AIM OF THE EXERCISE:
Write out each of the following lines exactly as it appears, omitting the pictures.

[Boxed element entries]
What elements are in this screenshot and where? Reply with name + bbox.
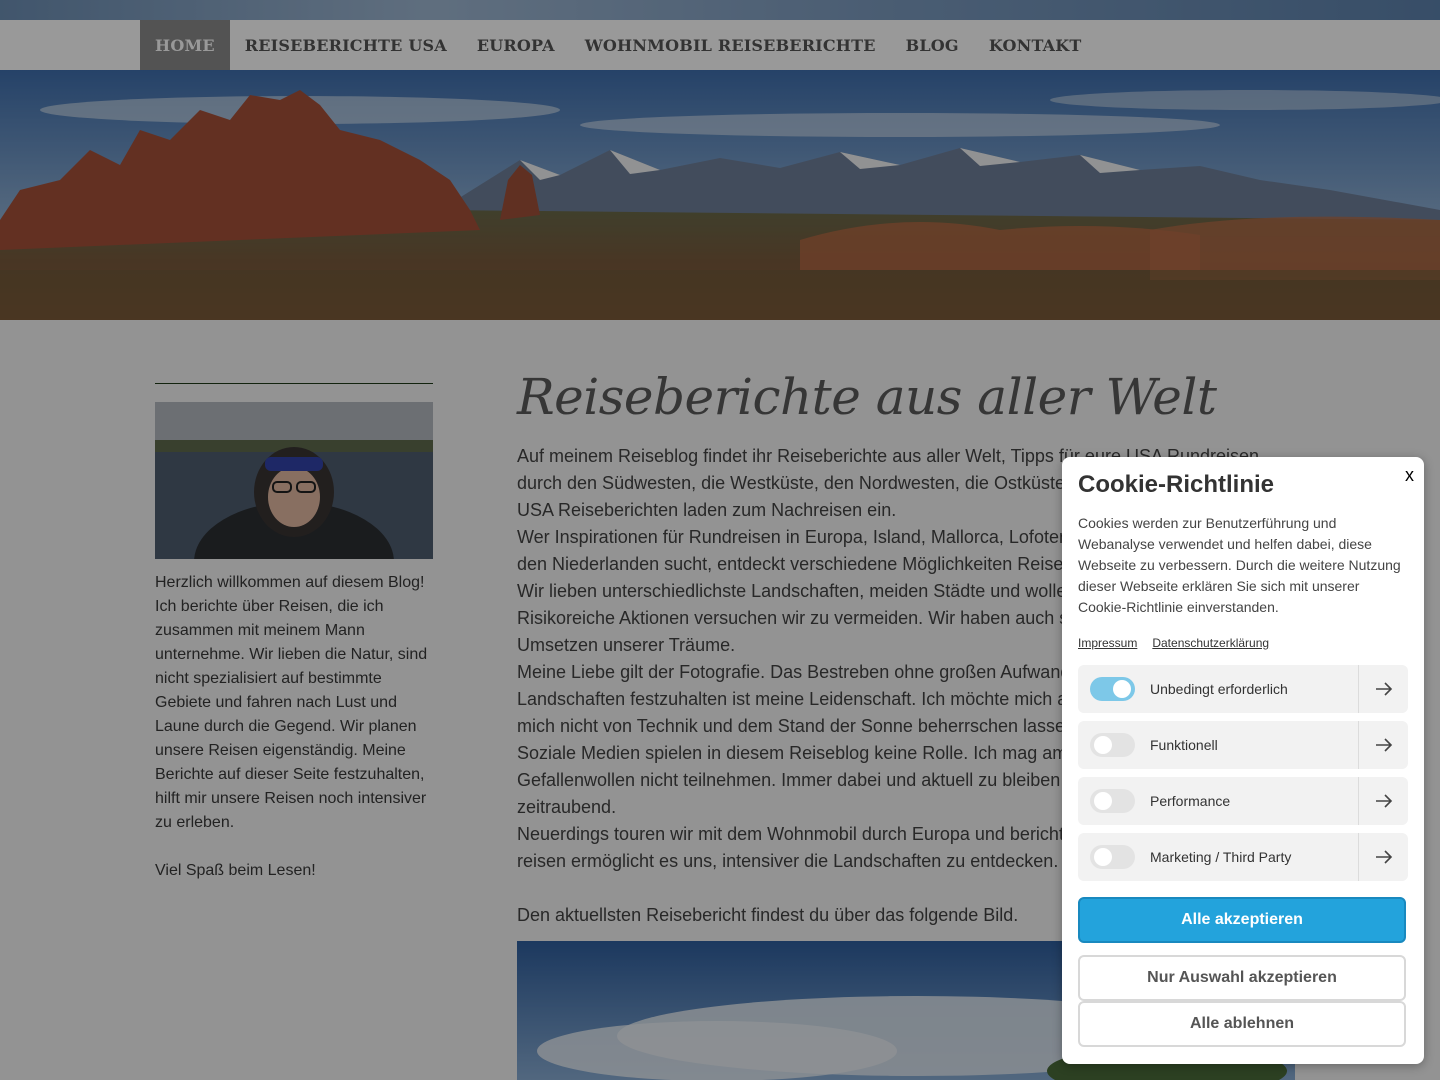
privacy-policy-link[interactable]: Datenschutzerklärung — [1152, 636, 1269, 650]
category-label: Performance — [1150, 793, 1231, 809]
category-label: Marketing / Third Party — [1150, 849, 1292, 865]
impressum-link[interactable]: Impressum — [1078, 636, 1137, 650]
toggle-performance[interactable] — [1090, 789, 1135, 813]
cookie-category-performance: Performance — [1078, 777, 1408, 825]
arrow-right-icon[interactable] — [1358, 833, 1408, 881]
cookie-description: Cookies werden zur Benutzerführung und W… — [1078, 515, 1401, 615]
cookie-category-marketing: Marketing / Third Party — [1078, 833, 1408, 881]
close-icon[interactable]: x — [1405, 465, 1414, 486]
reject-all-button[interactable]: Alle ablehnen — [1078, 1001, 1406, 1047]
arrow-right-icon[interactable] — [1358, 665, 1408, 713]
accept-all-button[interactable]: Alle akzeptieren — [1078, 897, 1406, 943]
toggle-functional[interactable] — [1090, 733, 1135, 757]
arrow-right-icon[interactable] — [1358, 721, 1408, 769]
cookie-category-functional: Funktionell — [1078, 721, 1408, 769]
accept-selection-button[interactable]: Nur Auswahl akzeptieren — [1078, 955, 1406, 1001]
category-label: Unbedingt erforderlich — [1150, 681, 1288, 697]
toggle-marketing[interactable] — [1090, 845, 1135, 869]
cookie-dialog: x Cookie-Richtlinie Cookies werden zur B… — [1062, 457, 1424, 1064]
cookie-title: Cookie-Richtlinie — [1078, 471, 1275, 498]
arrow-right-icon[interactable] — [1358, 777, 1408, 825]
cookie-category-necessary: Unbedingt erforderlich — [1078, 665, 1408, 713]
category-label: Funktionell — [1150, 737, 1218, 753]
toggle-necessary[interactable] — [1090, 677, 1135, 701]
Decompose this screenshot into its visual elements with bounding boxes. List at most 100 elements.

RESULT OF THIS EXERCISE:
What elements are in this screenshot and where? Reply with name + bbox.
privacy-policy-link[interactable]: Datenschutzerklärung — [1152, 636, 1269, 650]
category-label: Performance — [1150, 793, 1231, 809]
category-label: Marketing / Third Party — [1150, 849, 1292, 865]
impressum-link[interactable]: Impressum — [1078, 636, 1137, 650]
toggle-performance[interactable] — [1090, 789, 1135, 813]
cookie-category-performance: Performance — [1078, 777, 1408, 825]
arrow-right-icon[interactable] — [1358, 833, 1408, 881]
cookie-description: Cookies werden zur Benutzerführung und W… — [1078, 515, 1401, 615]
cookie-category-marketing: Marketing / Third Party — [1078, 833, 1408, 881]
close-icon[interactable]: x — [1405, 465, 1414, 486]
reject-all-button[interactable]: Alle ablehnen — [1078, 1001, 1406, 1047]
arrow-right-icon[interactable] — [1358, 665, 1408, 713]
accept-all-button[interactable]: Alle akzeptieren — [1078, 897, 1406, 943]
toggle-functional[interactable] — [1090, 733, 1135, 757]
arrow-right-icon[interactable] — [1358, 721, 1408, 769]
cookie-category-functional: Funktionell — [1078, 721, 1408, 769]
accept-selection-button[interactable]: Nur Auswahl akzeptieren — [1078, 955, 1406, 1001]
category-label: Unbedingt erforderlich — [1150, 681, 1288, 697]
toggle-marketing[interactable] — [1090, 845, 1135, 869]
cookie-dialog: x Cookie-Richtlinie Cookies werden zur B… — [1062, 457, 1424, 1064]
cookie-title: Cookie-Richtlinie — [1078, 471, 1275, 498]
arrow-right-icon[interactable] — [1358, 777, 1408, 825]
cookie-category-necessary: Unbedingt erforderlich — [1078, 665, 1408, 713]
category-label: Funktionell — [1150, 737, 1218, 753]
toggle-necessary[interactable] — [1090, 677, 1135, 701]
Decompose this screenshot into its visual elements with bounding boxes. List at most 100 elements.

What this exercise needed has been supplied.